### WHAT YOU SHOULD DO
Print every line of the material below verbatim, with no changes.

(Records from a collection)
--- BEGIN ---

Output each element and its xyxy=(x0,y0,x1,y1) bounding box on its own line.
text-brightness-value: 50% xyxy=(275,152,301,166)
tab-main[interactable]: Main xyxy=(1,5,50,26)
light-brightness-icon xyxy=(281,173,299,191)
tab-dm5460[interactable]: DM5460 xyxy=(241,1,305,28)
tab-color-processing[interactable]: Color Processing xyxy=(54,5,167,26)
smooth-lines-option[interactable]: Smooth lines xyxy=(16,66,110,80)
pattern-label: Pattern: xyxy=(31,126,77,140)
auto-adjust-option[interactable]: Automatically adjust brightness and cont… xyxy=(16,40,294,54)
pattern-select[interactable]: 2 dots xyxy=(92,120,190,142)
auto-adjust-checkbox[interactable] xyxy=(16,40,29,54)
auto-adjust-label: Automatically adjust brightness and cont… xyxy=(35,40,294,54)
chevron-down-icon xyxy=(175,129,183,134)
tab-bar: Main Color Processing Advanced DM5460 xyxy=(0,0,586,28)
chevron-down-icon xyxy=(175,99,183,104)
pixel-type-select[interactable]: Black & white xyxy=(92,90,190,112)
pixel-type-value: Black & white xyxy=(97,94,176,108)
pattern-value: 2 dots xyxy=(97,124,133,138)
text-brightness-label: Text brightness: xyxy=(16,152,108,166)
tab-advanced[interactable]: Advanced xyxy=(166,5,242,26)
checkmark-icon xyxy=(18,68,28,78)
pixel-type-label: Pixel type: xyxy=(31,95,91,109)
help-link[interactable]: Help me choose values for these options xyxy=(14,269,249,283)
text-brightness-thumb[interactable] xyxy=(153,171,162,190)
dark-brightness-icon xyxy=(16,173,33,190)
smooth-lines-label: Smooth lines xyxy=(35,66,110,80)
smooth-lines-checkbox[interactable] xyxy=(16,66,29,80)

--- END ---

### RESPONSE TO THIS EXERCISE
Output each element and its xyxy=(x0,y0,x1,y1) bounding box on its own line.
text-brightness-value: 50% xyxy=(275,152,301,166)
tab-main[interactable]: Main xyxy=(1,5,50,26)
light-brightness-icon xyxy=(281,173,299,191)
tab-dm5460[interactable]: DM5460 xyxy=(241,1,305,28)
tab-color-processing[interactable]: Color Processing xyxy=(54,5,167,26)
smooth-lines-option[interactable]: Smooth lines xyxy=(16,66,110,80)
pattern-label: Pattern: xyxy=(31,126,77,140)
auto-adjust-option[interactable]: Automatically adjust brightness and cont… xyxy=(16,40,294,54)
pattern-select[interactable]: 2 dots xyxy=(92,120,190,142)
auto-adjust-checkbox[interactable] xyxy=(16,40,29,54)
auto-adjust-label: Automatically adjust brightness and cont… xyxy=(35,40,294,54)
chevron-down-icon xyxy=(175,129,183,134)
tab-bar: Main Color Processing Advanced DM5460 xyxy=(0,0,586,28)
chevron-down-icon xyxy=(175,99,183,104)
pixel-type-select[interactable]: Black & white xyxy=(92,90,190,112)
pixel-type-value: Black & white xyxy=(97,94,176,108)
pattern-value: 2 dots xyxy=(97,124,133,138)
text-brightness-label: Text brightness: xyxy=(16,152,108,166)
tab-advanced[interactable]: Advanced xyxy=(166,5,242,26)
checkmark-icon xyxy=(18,68,28,78)
pixel-type-label: Pixel type: xyxy=(31,95,91,109)
help-link[interactable]: Help me choose values for these options xyxy=(14,269,249,283)
text-brightness-thumb[interactable] xyxy=(153,171,162,190)
dark-brightness-icon xyxy=(16,173,33,190)
smooth-lines-label: Smooth lines xyxy=(35,66,110,80)
smooth-lines-checkbox[interactable] xyxy=(16,66,29,80)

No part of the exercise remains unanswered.